Collect each line containing "географії".

--- begin ---

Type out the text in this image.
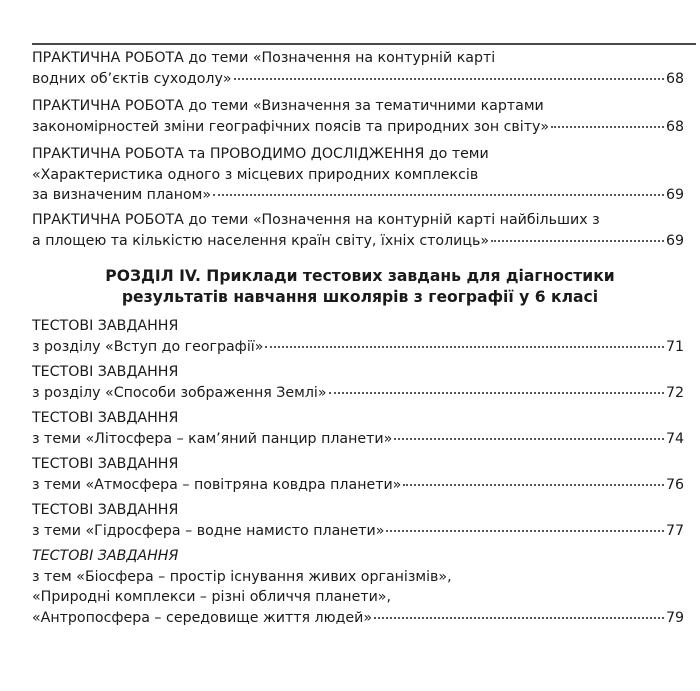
ПРАКТИЧНА РОБОТА до теми «Позначення на контурній карті
водних об’єктів суходолу»	68
ПРАКТИЧНА РОБОТА до теми «Визначення за тематичними картами
закономірностей зміни географічних поясів та природних зон світу»	68
ПРАКТИЧНА РОБОТА та ПРОВОДИМО ДОСЛІДЖЕННЯ до теми
«Характеристика одного з місцевих природних комплексів
за визначеним планом»	69
ПРАКТИЧНА РОБОТА до теми «Позначення на контурній карті найбільших з
а площею та кількістю населення країн світу, їхніх столиць»	69
РОЗДІЛ IV. Приклади тестових завдань для діагностики
результатів навчання школярів з географії у 6 класі
ТЕСТОВІ ЗАВДАННЯ
з розділу «Вступ до географії»	71
ТЕСТОВІ ЗАВДАННЯ
з розділу «Способи зображення Землі»	72
ТЕСТОВІ ЗАВДАННЯ
з теми «Літосфера – кам’яний панцир планети»	74
ТЕСТОВІ ЗАВДАННЯ
з теми «Атмосфера – повітряна ковдра планети»	76
ТЕСТОВІ ЗАВДАННЯ
з теми «Гідросфера – водне намисто планети»	77
ТЕСТОВІ ЗАВДАННЯ
з тем «Біосфера – простір існування живих організмів»,
«Природні комплекси – різні обличчя планети»,
«Антропосфера – середовище життя людей»	79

--- end ---

Exercise response
результатів навчання школярів з географії у 6 класі
з розділу «Вступ до географії»	71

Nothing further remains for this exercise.